__Provided records__.

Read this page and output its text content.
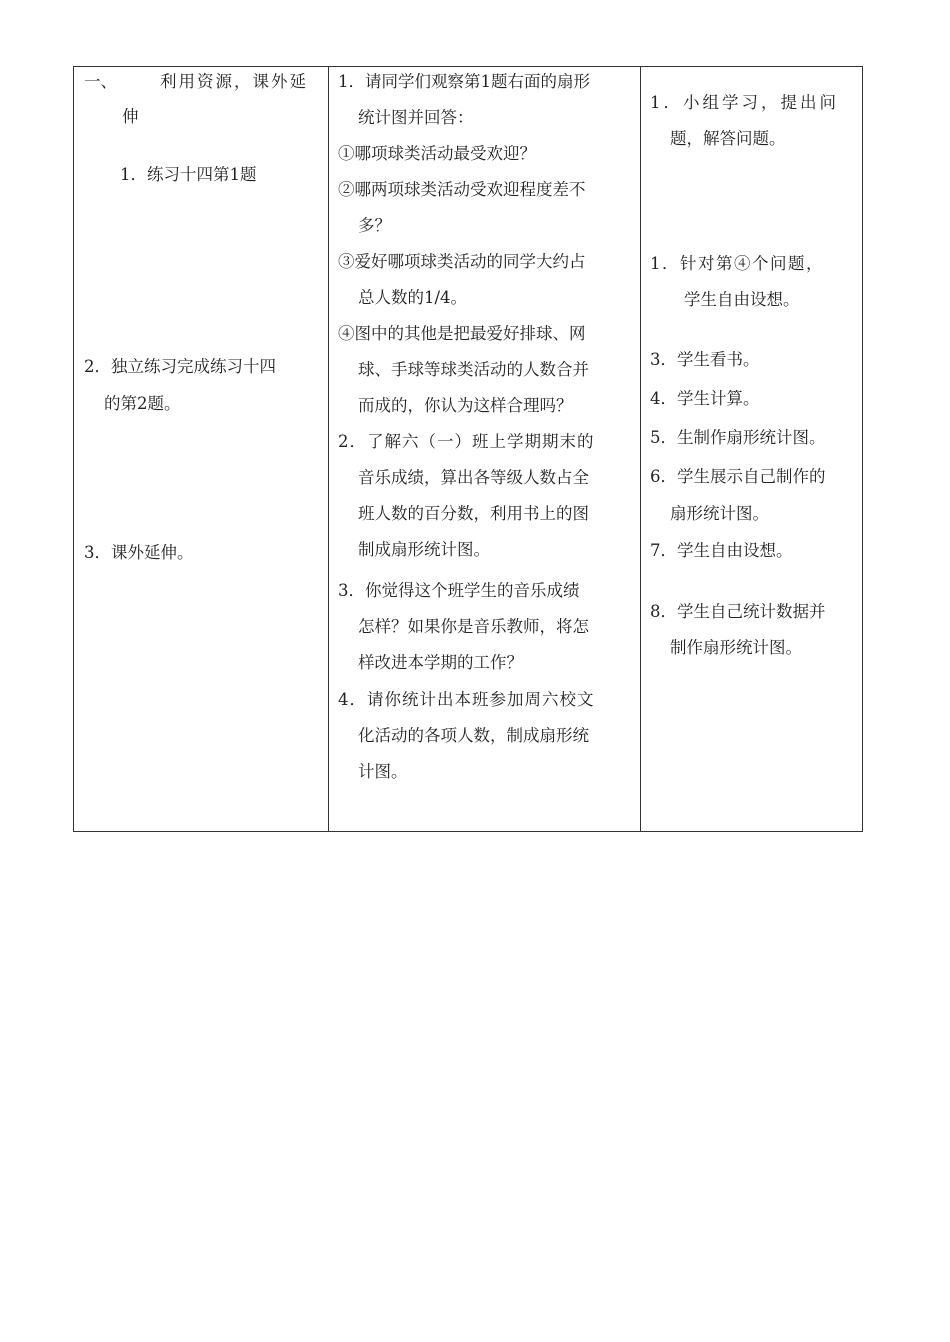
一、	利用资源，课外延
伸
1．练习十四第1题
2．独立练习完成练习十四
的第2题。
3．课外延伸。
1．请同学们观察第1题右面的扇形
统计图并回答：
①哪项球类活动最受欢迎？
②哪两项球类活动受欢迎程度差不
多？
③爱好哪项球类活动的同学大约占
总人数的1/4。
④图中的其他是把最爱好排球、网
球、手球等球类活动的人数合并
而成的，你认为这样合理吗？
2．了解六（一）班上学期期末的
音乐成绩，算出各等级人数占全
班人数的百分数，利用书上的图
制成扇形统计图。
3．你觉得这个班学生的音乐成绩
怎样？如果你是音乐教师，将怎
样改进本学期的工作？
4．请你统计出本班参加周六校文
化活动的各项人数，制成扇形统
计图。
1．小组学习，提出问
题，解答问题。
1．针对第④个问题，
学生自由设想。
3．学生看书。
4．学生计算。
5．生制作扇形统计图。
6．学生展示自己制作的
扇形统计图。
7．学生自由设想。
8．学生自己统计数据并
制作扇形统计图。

__What this task involves__.
Repeat each record exactly as shown above, dropping all images.

__Answer to the problem__.
Read this page and output its text content.
一、	利用资源，课外延
伸
1．练习十四第1题
2．独立练习完成练习十四
的第2题。
3．课外延伸。
1．请同学们观察第1题右面的扇形
统计图并回答：
①哪项球类活动最受欢迎？
②哪两项球类活动受欢迎程度差不
多？
③爱好哪项球类活动的同学大约占
总人数的1/4。
④图中的其他是把最爱好排球、网
球、手球等球类活动的人数合并
而成的，你认为这样合理吗？
2．了解六（一）班上学期期末的
音乐成绩，算出各等级人数占全
班人数的百分数，利用书上的图
制成扇形统计图。
3．你觉得这个班学生的音乐成绩
怎样？如果你是音乐教师，将怎
样改进本学期的工作？
4．请你统计出本班参加周六校文
化活动的各项人数，制成扇形统
计图。
1．小组学习，提出问
题，解答问题。
1．针对第④个问题，
学生自由设想。
3．学生看书。
4．学生计算。
5．生制作扇形统计图。
6．学生展示自己制作的
扇形统计图。
7．学生自由设想。
8．学生自己统计数据并
制作扇形统计图。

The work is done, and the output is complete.